EXERCISE DIRECTIONS:
Answer with one number: the count of lines in this material that hold the word "over".
** BEGIN **
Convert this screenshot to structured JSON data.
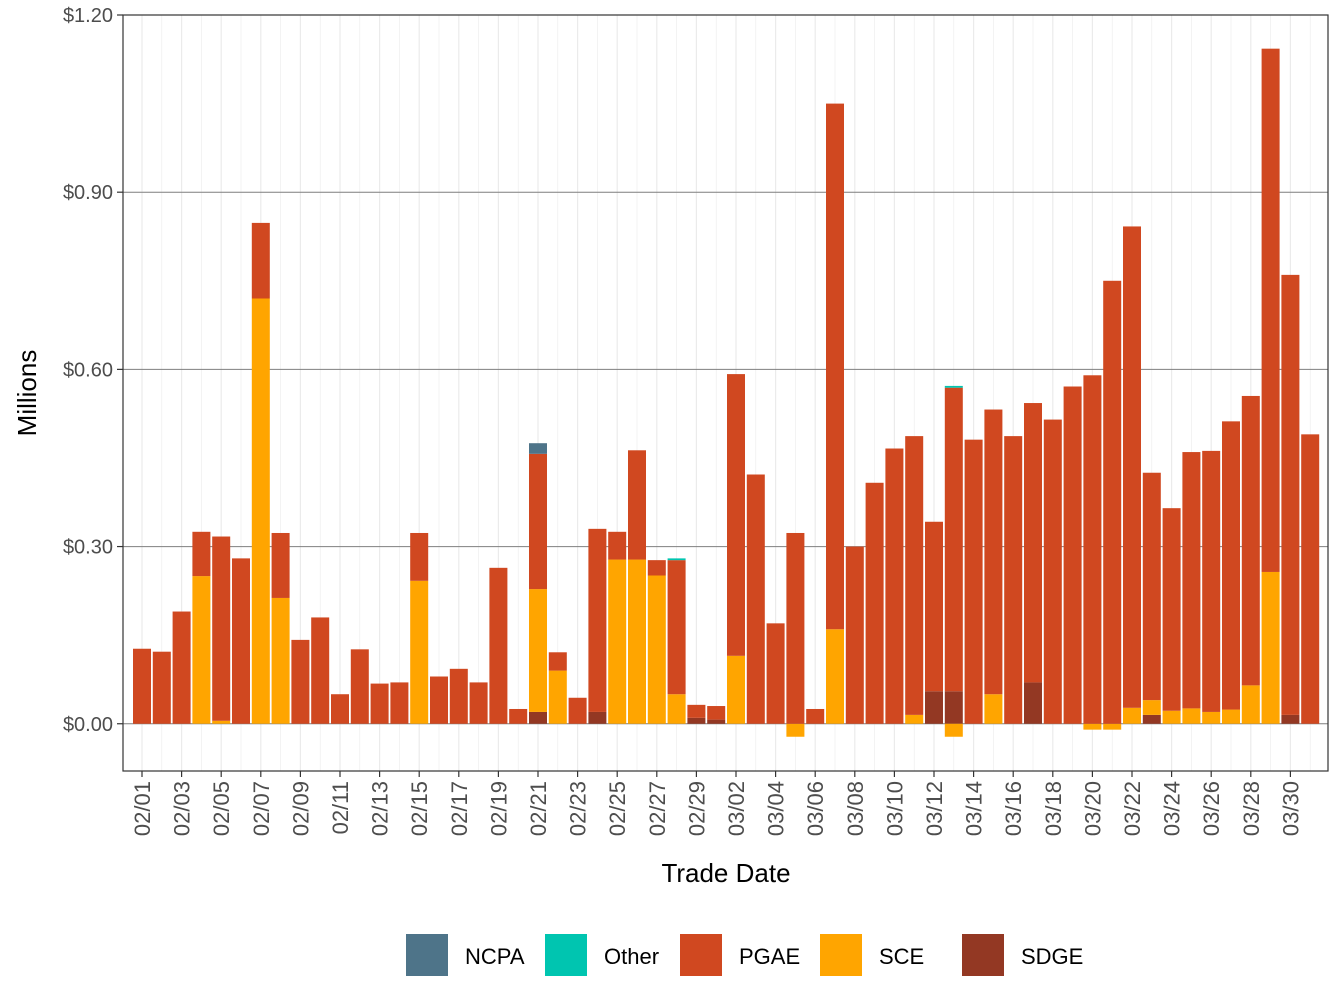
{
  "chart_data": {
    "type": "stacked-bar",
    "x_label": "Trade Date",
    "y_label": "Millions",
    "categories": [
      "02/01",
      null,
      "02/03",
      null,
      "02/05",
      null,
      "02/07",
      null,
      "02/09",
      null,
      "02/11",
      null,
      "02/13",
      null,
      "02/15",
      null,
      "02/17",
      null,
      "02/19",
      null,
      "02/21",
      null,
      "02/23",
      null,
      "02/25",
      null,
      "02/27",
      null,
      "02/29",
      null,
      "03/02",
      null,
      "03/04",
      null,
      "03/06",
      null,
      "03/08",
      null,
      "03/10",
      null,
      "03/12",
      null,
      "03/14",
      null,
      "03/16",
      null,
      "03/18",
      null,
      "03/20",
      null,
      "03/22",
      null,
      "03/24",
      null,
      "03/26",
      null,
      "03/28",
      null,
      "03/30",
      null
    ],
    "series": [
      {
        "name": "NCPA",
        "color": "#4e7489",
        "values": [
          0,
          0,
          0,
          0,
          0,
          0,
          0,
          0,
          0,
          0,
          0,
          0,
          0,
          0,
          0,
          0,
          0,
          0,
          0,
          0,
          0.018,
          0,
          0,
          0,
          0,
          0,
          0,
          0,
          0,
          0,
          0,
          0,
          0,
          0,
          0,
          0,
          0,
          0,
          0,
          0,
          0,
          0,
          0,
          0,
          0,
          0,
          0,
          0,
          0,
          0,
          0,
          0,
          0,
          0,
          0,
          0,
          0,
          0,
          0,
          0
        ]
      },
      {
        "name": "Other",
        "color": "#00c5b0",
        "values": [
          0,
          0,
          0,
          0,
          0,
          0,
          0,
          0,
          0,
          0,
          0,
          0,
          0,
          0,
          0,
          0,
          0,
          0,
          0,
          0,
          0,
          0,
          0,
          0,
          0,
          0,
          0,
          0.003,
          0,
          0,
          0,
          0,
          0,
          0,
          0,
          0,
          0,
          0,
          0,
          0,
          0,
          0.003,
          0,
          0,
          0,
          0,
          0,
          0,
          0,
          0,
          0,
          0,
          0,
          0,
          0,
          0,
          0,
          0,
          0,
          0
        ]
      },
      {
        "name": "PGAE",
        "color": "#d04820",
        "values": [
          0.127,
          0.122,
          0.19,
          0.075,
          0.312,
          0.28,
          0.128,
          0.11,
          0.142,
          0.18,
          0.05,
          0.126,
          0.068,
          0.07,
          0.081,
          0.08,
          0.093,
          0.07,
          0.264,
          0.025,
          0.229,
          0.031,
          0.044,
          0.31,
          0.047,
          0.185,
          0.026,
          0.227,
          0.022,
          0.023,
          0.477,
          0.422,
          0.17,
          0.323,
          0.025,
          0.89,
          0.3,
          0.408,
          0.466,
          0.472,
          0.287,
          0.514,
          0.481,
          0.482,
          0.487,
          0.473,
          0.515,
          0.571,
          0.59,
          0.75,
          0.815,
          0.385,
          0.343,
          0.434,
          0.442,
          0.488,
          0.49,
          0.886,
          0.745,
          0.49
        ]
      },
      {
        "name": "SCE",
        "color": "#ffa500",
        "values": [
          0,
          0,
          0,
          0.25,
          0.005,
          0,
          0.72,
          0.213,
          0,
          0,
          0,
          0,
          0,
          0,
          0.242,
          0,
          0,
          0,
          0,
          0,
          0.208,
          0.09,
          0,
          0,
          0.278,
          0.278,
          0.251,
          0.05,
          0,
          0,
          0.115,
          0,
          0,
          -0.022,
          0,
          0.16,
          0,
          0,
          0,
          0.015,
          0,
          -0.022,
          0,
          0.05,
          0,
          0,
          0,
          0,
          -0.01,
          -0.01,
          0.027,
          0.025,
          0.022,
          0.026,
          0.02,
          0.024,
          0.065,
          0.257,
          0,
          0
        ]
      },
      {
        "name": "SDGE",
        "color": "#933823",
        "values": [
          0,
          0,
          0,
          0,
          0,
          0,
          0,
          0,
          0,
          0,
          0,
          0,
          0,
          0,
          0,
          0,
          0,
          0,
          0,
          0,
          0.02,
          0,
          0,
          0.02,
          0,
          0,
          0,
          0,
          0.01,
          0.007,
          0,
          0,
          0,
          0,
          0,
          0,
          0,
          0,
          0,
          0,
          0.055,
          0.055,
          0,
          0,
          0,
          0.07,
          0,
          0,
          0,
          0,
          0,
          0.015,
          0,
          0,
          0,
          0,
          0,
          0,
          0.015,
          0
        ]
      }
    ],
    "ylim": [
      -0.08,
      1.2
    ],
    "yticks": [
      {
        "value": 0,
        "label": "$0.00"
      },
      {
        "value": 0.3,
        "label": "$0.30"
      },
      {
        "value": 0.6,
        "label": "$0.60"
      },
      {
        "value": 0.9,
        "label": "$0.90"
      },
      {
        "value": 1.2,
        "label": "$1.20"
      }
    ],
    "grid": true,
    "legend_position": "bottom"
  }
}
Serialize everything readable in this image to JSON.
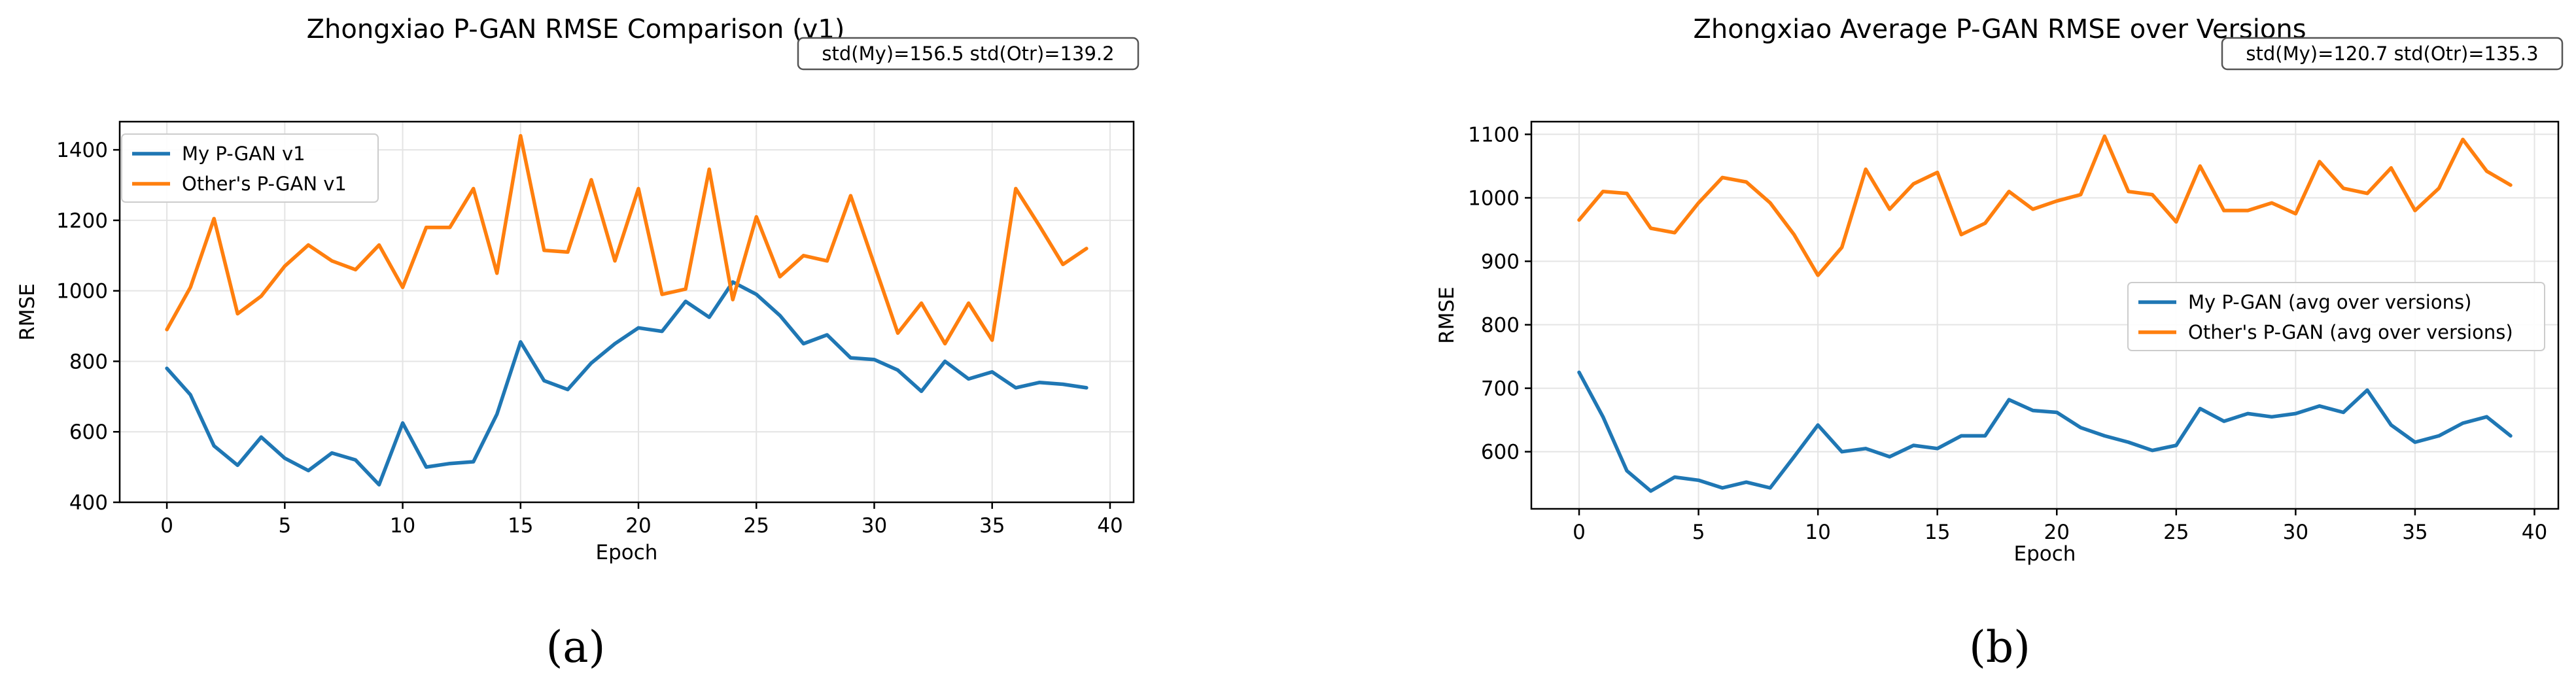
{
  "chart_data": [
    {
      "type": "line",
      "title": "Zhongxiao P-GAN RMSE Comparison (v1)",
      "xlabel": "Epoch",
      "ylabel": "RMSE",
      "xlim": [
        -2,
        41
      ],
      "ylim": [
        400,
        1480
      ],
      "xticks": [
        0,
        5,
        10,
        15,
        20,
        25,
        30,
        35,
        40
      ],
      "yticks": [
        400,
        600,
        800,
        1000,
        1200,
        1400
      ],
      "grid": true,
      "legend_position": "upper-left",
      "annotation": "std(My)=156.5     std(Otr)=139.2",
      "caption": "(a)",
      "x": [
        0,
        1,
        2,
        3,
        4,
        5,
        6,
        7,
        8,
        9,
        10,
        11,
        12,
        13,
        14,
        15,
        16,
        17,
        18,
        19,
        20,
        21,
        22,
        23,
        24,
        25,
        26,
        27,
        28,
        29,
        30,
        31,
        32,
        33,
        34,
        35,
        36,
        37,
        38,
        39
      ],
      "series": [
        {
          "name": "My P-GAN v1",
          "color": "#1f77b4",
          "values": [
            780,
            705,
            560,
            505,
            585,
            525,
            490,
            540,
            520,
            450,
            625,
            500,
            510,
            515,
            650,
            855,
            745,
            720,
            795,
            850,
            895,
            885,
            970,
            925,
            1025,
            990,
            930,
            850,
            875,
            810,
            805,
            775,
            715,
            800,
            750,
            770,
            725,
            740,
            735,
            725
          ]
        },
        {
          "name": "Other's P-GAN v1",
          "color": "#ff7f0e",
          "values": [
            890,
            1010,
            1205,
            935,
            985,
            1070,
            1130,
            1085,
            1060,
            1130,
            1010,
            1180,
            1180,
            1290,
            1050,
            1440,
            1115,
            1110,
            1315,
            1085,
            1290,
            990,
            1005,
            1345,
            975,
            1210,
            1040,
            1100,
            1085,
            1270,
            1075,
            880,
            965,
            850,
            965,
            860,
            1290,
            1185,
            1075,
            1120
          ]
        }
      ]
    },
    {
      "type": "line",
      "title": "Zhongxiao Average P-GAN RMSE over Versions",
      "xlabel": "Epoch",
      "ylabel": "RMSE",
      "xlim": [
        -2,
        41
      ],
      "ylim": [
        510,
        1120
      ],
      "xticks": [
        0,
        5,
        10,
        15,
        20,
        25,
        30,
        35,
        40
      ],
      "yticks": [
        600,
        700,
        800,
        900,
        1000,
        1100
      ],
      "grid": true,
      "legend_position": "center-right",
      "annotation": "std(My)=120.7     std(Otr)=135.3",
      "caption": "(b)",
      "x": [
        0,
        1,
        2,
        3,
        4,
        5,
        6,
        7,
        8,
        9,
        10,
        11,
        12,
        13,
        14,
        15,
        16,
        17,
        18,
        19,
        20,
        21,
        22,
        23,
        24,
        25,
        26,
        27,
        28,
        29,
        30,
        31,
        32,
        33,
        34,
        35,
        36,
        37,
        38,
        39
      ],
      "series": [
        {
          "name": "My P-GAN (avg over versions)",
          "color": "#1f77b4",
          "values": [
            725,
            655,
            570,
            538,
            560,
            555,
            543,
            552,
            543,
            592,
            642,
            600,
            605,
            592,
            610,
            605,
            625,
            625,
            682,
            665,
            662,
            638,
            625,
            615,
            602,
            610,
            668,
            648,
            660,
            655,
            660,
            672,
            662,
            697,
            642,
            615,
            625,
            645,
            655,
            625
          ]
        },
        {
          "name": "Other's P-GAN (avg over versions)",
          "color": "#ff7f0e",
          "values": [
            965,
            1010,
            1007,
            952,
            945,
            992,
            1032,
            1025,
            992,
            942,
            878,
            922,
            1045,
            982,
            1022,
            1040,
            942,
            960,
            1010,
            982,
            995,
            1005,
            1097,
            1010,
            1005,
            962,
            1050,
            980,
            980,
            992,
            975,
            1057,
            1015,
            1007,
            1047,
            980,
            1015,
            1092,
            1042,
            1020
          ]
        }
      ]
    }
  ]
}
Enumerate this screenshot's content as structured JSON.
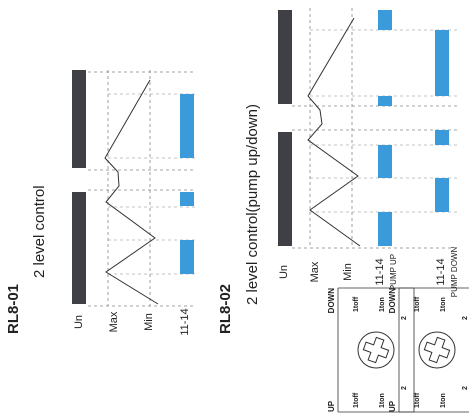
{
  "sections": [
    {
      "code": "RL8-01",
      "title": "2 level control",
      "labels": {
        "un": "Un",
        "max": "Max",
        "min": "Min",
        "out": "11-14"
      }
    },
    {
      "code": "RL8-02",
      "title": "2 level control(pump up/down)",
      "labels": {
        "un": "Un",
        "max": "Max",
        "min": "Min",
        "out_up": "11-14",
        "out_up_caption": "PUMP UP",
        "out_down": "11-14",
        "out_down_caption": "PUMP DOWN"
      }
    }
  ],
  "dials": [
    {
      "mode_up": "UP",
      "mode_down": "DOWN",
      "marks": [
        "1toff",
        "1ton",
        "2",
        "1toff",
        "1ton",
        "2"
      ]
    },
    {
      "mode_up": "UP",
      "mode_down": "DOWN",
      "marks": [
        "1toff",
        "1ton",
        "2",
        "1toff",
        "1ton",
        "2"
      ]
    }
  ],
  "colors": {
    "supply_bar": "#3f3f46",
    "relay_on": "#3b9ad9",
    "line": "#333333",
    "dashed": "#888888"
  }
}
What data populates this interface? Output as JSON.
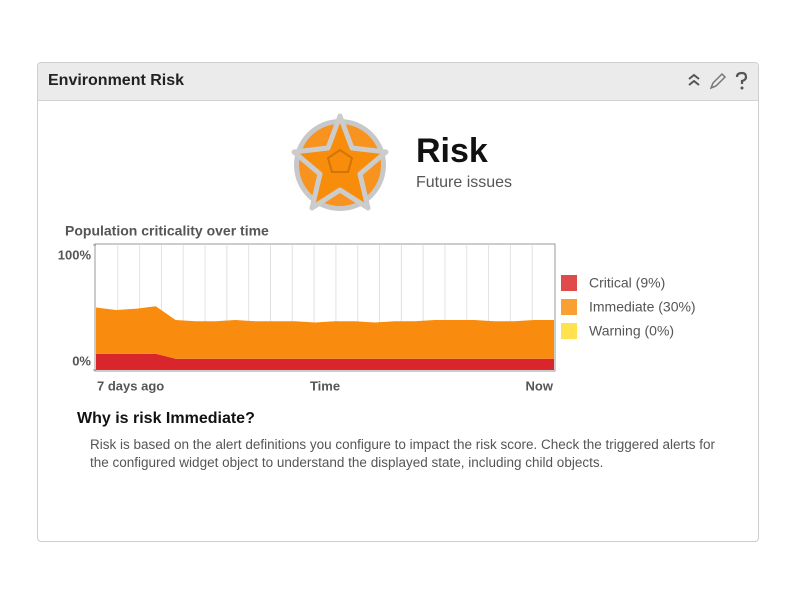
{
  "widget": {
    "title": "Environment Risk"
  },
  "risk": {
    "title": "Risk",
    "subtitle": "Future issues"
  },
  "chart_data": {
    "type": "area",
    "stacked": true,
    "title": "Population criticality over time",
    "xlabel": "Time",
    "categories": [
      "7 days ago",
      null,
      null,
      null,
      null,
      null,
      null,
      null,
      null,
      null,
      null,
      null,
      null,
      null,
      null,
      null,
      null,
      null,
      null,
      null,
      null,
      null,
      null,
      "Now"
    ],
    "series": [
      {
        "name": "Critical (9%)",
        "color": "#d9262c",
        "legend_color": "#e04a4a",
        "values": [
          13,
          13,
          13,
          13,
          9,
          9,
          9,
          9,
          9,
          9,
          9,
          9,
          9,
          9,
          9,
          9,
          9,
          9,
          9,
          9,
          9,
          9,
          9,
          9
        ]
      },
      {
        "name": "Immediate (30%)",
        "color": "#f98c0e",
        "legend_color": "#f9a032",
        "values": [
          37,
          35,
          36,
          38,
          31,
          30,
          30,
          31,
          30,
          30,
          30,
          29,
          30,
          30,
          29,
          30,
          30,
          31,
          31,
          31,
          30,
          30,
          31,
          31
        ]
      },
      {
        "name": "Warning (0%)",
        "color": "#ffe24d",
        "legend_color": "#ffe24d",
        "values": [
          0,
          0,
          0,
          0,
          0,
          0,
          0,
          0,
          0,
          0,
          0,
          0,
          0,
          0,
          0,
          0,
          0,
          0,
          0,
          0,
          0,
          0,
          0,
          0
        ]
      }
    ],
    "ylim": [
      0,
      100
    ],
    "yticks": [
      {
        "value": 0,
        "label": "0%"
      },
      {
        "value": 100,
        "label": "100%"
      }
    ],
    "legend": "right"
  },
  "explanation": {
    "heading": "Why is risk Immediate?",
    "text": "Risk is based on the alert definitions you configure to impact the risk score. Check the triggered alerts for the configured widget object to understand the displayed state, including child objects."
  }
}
** END **
SOLUTION:
4